Exercise prompt ::
Check the lines of the listing below for the word "control", and state only how many have it.

Provided data ::
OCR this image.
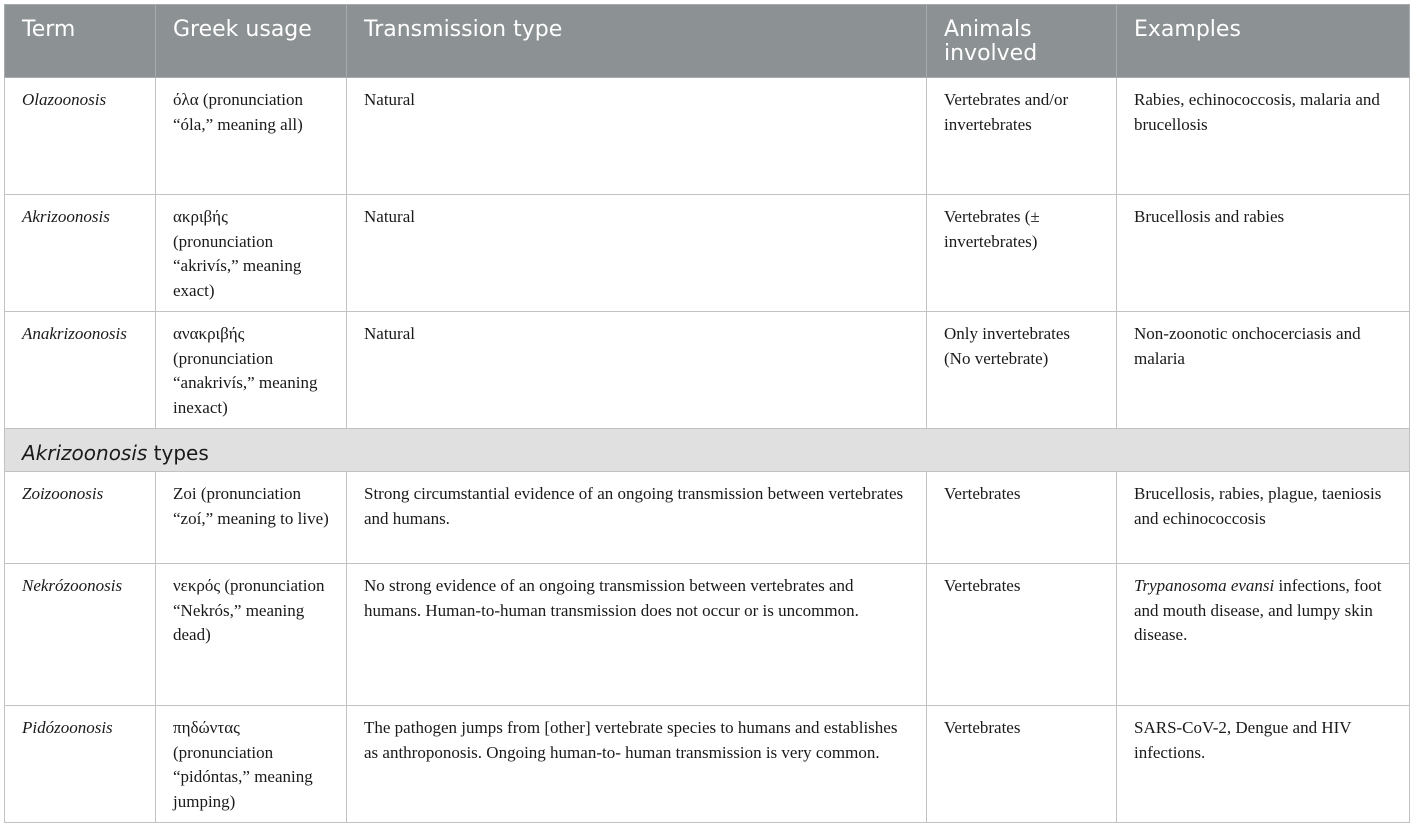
Term	Greek usage	Transmission type	Animals involved	Examples
Olazoonosis	όλα (pronunciation “óla,” meaning all)	Natural	Vertebrates and/or invertebrates	Rabies, echinococcosis, malaria and brucellosis
Akrizoonosis	ακριβής (pronunciation “akrivís,” meaning exact)	Natural	Vertebrates (± invertebrates)	Brucellosis and rabies
Anakrizoonosis	ανακριβής (pronunciation “anakrivís,” meaning inexact)	Natural	Only invertebrates (No vertebrate)	Non-zoonotic onchocerciasis and malaria
Akrizoonosis types				
Zoizoonosis	Zoi (pronunciation “zoí,” meaning to live)	Strong circumstantial evidence of an ongoing transmission between vertebrates and humans.	Vertebrates	Brucellosis, rabies, plague, taeniosis and echinococcosis
Nekrózoonosis	νεκρός (pronunciation “Nekrós,” meaning dead)	No strong evidence of an ongoing transmission between vertebrates and humans. Human-to-human transmission does not occur or is uncommon.	Vertebrates	Trypanosoma evansi infections, foot and mouth disease, and lumpy skin disease.
Pidózoonosis	πηδώντας (pronunciation “pidóntas,” meaning jumping)	The pathogen jumps from [other] vertebrate species to humans and establishes as anthroponosis. Ongoing human-to- human transmission is very common.	Vertebrates	SARS-CoV-2, Dengue and HIV infections.
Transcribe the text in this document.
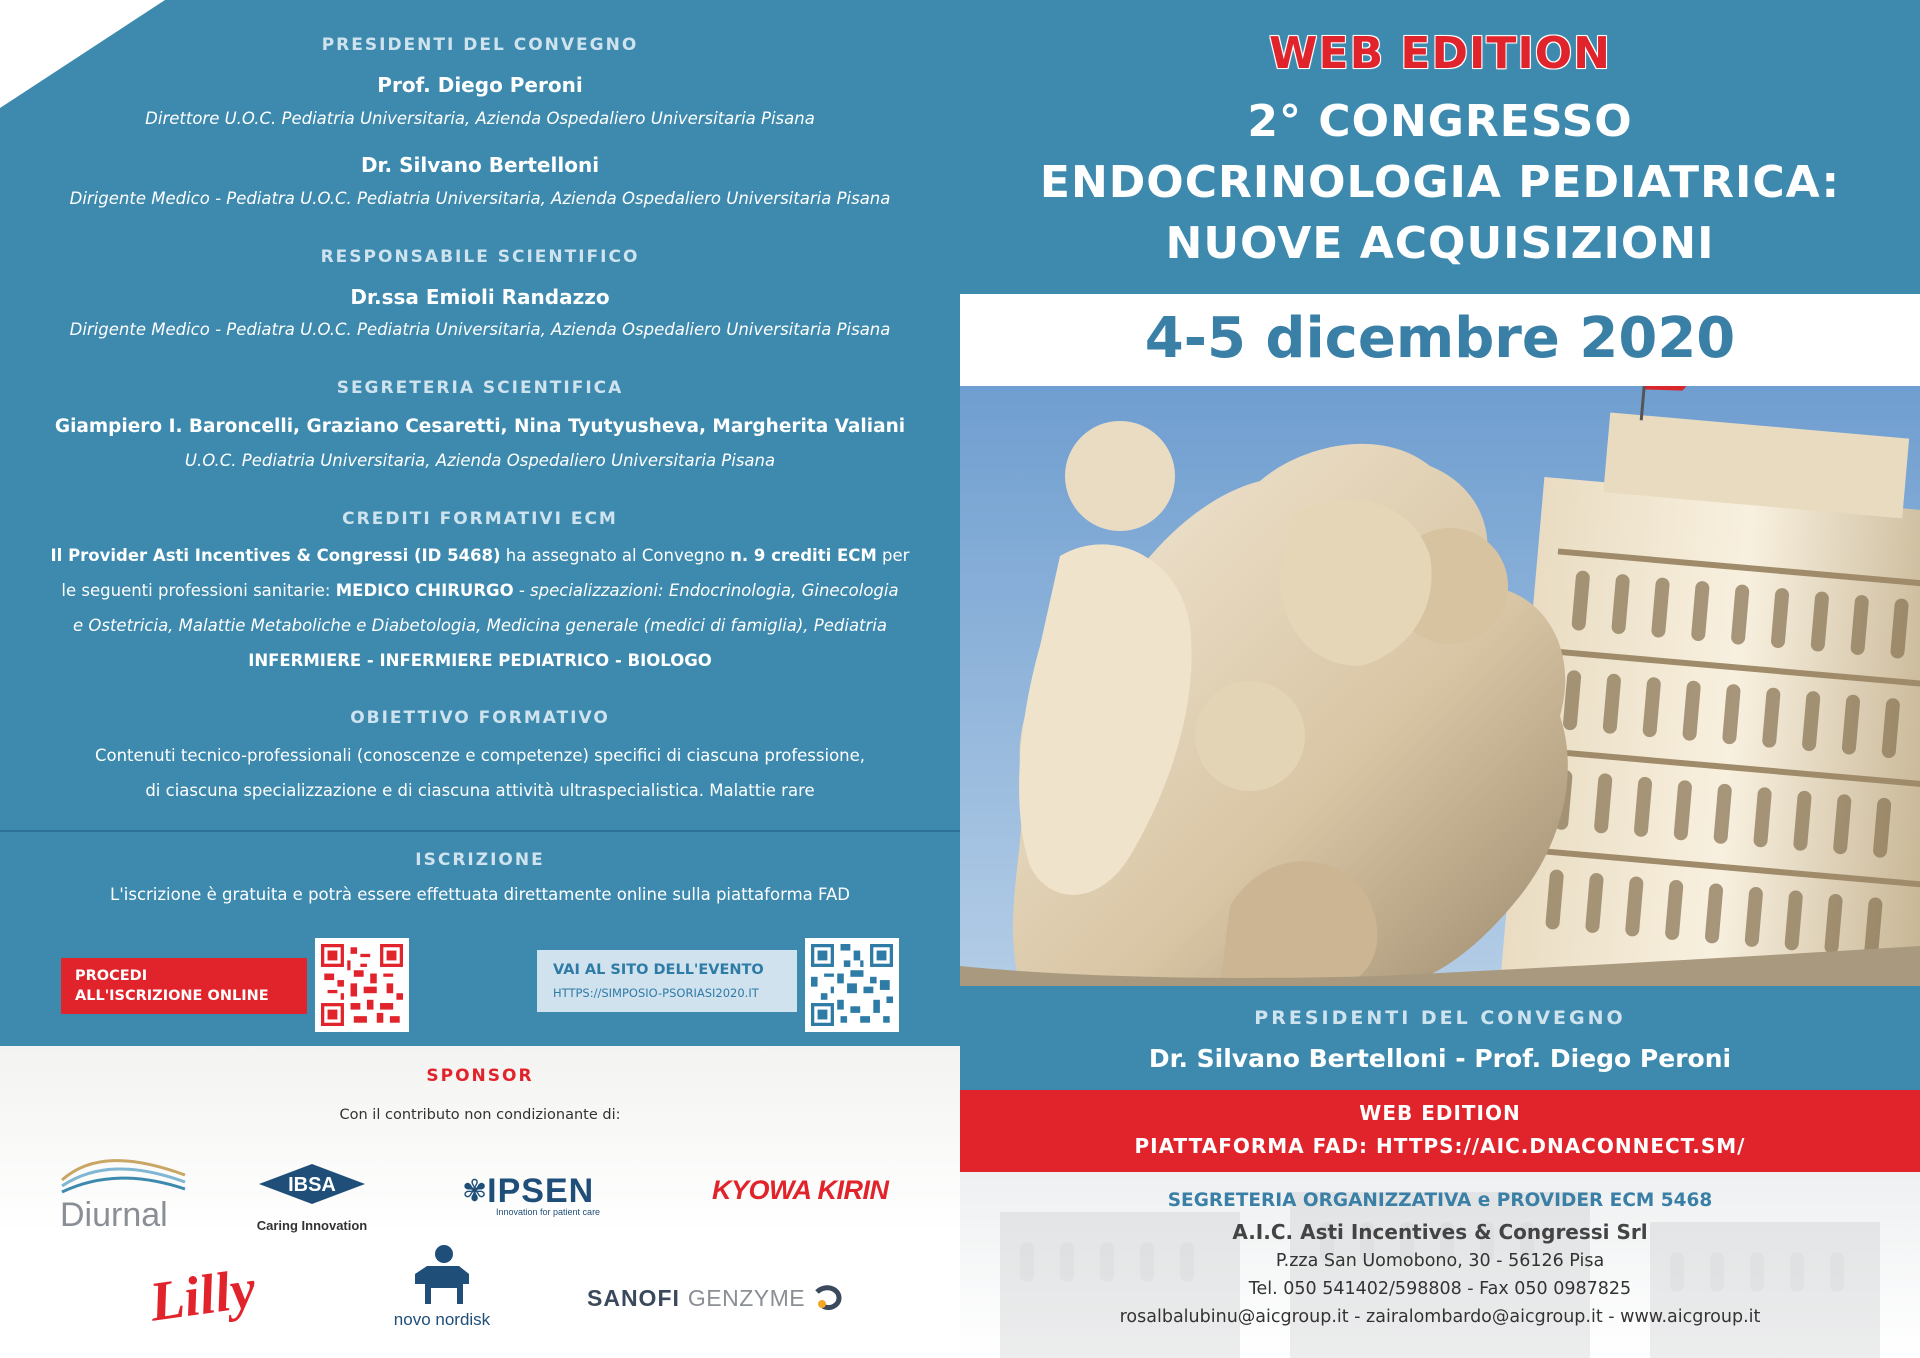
PRESIDENTI DEL CONVEGNO
Prof. Diego Peroni
Direttore U.O.C. Pediatria Universitaria, Azienda Ospedaliero Universitaria Pisana
Dr. Silvano Bertelloni
Dirigente Medico - Pediatra U.O.C. Pediatria Universitaria, Azienda Ospedaliero Universitaria Pisana
RESPONSABILE SCIENTIFICO
Dr.ssa Emioli Randazzo
Dirigente Medico - Pediatra U.O.C. Pediatria Universitaria, Azienda Ospedaliero Universitaria Pisana
SEGRETERIA SCIENTIFICA
Giampiero I. Baroncelli, Graziano Cesaretti, Nina Tyutyusheva, Margherita Valiani
U.O.C. Pediatria Universitaria, Azienda Ospedaliero Universitaria Pisana
CREDITI FORMATIVI ECM
Il Provider Asti Incentives & Congressi (ID 5468) ha assegnato al Convegno n. 9 crediti ECM per
le seguenti professioni sanitarie: MEDICO CHIRURGO - specializzazioni: Endocrinologia, Ginecologia
e Ostetricia, Malattie Metaboliche e Diabetologia, Medicina generale (medici di famiglia), Pediatria
INFERMIERE - INFERMIERE PEDIATRICO - BIOLOGO
OBIETTIVO FORMATIVO
Contenuti tecnico-professionali (conoscenze e competenze) specifici di ciascuna professione,
di ciascuna specializzazione e di ciascuna attività ultraspecialistica. Malattie rare
ISCRIZIONE
L'iscrizione è gratuita e potrà essere effettuata direttamente online sulla piattaforma FAD
PROCEDI
ALL'ISCRIZIONE ONLINE
VAI AL SITO DELL'EVENTO
HTTPS://SIMPOSIO-PSORIASI2020.IT
SPONSOR
Con il contributo non condizionante di:
Diurnal
IBSA
Caring Innovation
✾ IPSEN
Innovation for patient care
KYOWA KIRIN
Lilly	novo nordisk
SANOFI GENZYME
WEB EDITION
2° CONGRESSO
ENDOCRINOLOGIA PEDIATRICA:
NUOVE ACQUISIZIONI
4-5 dicembre 2020
PRESIDENTI DEL CONVEGNO
Dr. Silvano Bertelloni - Prof. Diego Peroni
WEB EDITION
PIATTAFORMA FAD: HTTPS://AIC.DNACONNECT.SM/
SEGRETERIA ORGANIZZATIVA e PROVIDER ECM 5468
A.I.C. Asti Incentives & Congressi Srl
P.zza San Uomobono, 30 - 56126 Pisa
Tel. 050 541402/598808 - Fax 050 0987825
rosalbalubinu@aicgroup.it - zairalombardo@aicgroup.it - www.aicgroup.it
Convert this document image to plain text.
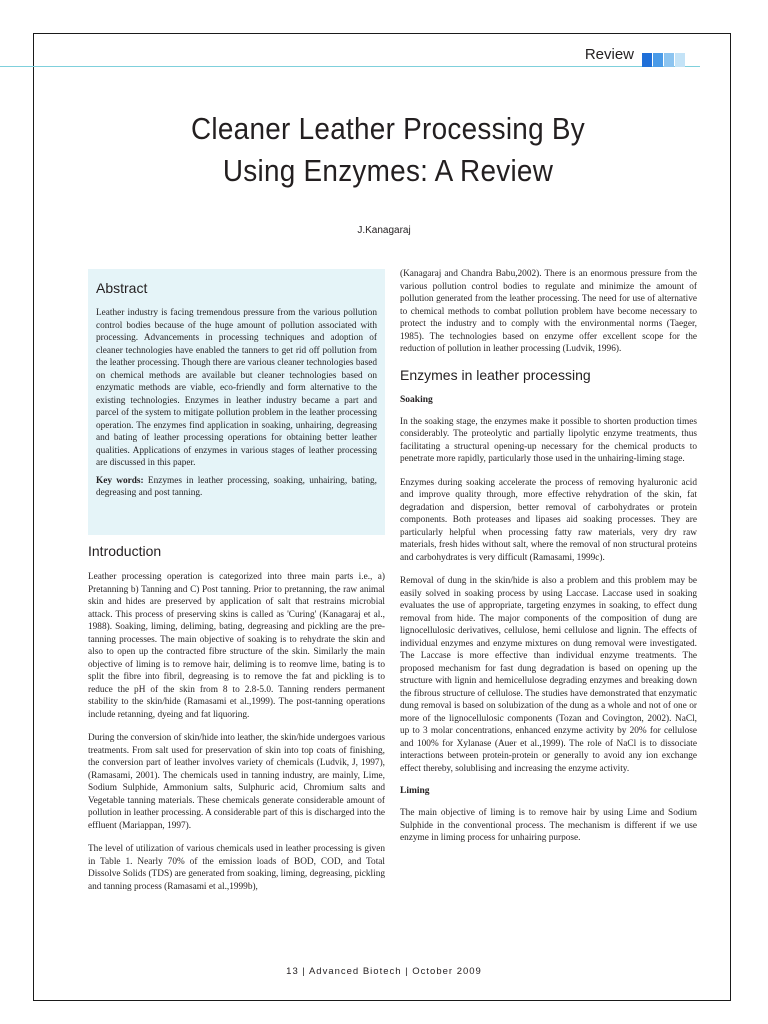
Review
Cleaner Leather Processing By
Using Enzymes: A Review
J.Kanagaraj

Abstract

Leather industry is facing tremendous pressure from the various pollution control bodies because of the huge amount of pollution associated with processing. Advancements in processing techniques and adoption of cleaner technologies have enabled the tanners to get rid off pollution from the leather processing. Though there are various cleaner technologies based on chemical methods are available but cleaner technologies based on enzymatic methods are viable, eco-friendly and form alternative to the existing technologies. Enzymes in leather industry became a part and parcel of the system to mitigate pollution problem in the leather processing operation. The enzymes find application in soaking, unhairing, degreasing and bating of leather processing operations for obtaining better leather qualities. Applications of enzymes in various stages of leather processing are discussed in this paper.

Key words: Enzymes in leather processing, soaking, unhairing, bating, degreasing and post tanning.

Introduction

Leather processing operation is categorized into three main parts i.e., a) Pretanning b) Tanning and C) Post tanning. Prior to pretanning, the raw animal skin and hides are preserved by application of salt that restrains microbial attack. This process of preserving skins is called as 'Curing' (Kanagaraj et al., 1988). Soaking, liming, deliming, bating, degreasing and pickling are the pre-tanning processes. The main objective of soaking is to rehydrate the skin and also to open up the contracted fibre structure of the skin. Similarly the main objective of liming is to remove hair, deliming is to reomve lime, bating is to split the fibre into fibril, degreasing is to remove the fat and pickling is to reduce the pH of the skin from 8 to 2.8-5.0. Tanning renders permanent stability to the skin/hide (Ramasami et al.,1999). The post-tanning operations include retanning, dyeing and fat liquoring.

During the conversion of skin/hide into leather, the skin/hide undergoes various treatments. From salt used for preservation of skin into top coats of finishing, the conversion part of leather involves variety of chemicals (Ludvik, J, 1997), (Ramasami, 2001). The chemicals used in tanning industry, are mainly, Lime, Sodium Sulphide, Ammonium salts, Sulphuric acid, Chromium salts and Vegetable tanning materials. These chemicals generate considerable amount of pollution in leather processing. A considerable part of this is discharged into the effluent (Mariappan, 1997).

The level of utilization of various chemicals used in leather processing is given in Table 1. Nearly 70% of the emission loads of BOD, COD, and Total Dissolve Solids (TDS) are generated from soaking, liming, degreasing, pickling and tanning process (Ramasami et al.,1999b),

(Kanagaraj and Chandra Babu,2002). There is an enormous pressure from the various pollution control bodies to regulate and minimize the amount of pollution generated from the leather processing. The need for use of alternative to chemical methods to combat pollution problem have become necessary to protect the industry and to comply with the environmental norms (Taeger, 1985). The technologies based on enzyme offer excellent scope for the reduction of pollution in leather processing (Ludvik, 1996).

Enzymes in leather processing

Soaking

In the soaking stage, the enzymes make it possible to shorten production times considerably. The proteolytic and partially lipolytic enzyme treatments, thus facilitating a structural opening-up necessary for the chemical products to penetrate more rapidly, particularly those used in the unhairing-liming stage.

Enzymes during soaking accelerate the process of removing hyaluronic acid and improve quality through, more effective rehydration of the skin, fat degradation and dispersion, better removal of carbohydrates or protein components. Both proteases and lipases aid soaking processes. They are particularly helpful when processing fatty raw materials, very dry raw materials, fresh hides without salt, where the removal of non structural proteins and carbohydrates is very difficult (Ramasami, 1999c).

Removal of dung in the skin/hide is also a problem and this problem may be easily solved in soaking process by using Laccase. Laccase used in soaking evaluates the use of appropriate, targeting enzymes in soaking, to effect dung removal from hide. The major components of the composition of dung are lignocellulosic derivatives, cellulose, hemi cellulose and lignin. The effects of individual enzymes and enzyme mixtures on dung removal were investigated. The Laccase is more effective than individual enzyme treatments. The proposed mechanism for fast dung degradation is based on opening up the structure with lignin and hemicellulose degrading enzymes and breaking down the fibrous structure of cellulose. The studies have demonstrated that enzymatic dung removal is based on solubization of the dung as a whole and not of one or more of the lignocellulosic components (Tozan and Covington, 2002). NaCl, up to 3 molar concentrations, enhanced enzyme activity by 20% for cellulose and 100% for Xylanase (Auer et al.,1999). The role of NaCl is to dissociate interactions between protein-protein or generally to avoid any ion exchange effect thereby, solublising and increasing the enzyme activity.

Liming

The main objective of liming is to remove hair by using Lime and Sodium Sulphide in the conventional process. The mechanism is different if we use enzyme in liming process for unhairing purpose.

13 | Advanced Biotech | October 2009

Written answer ::
2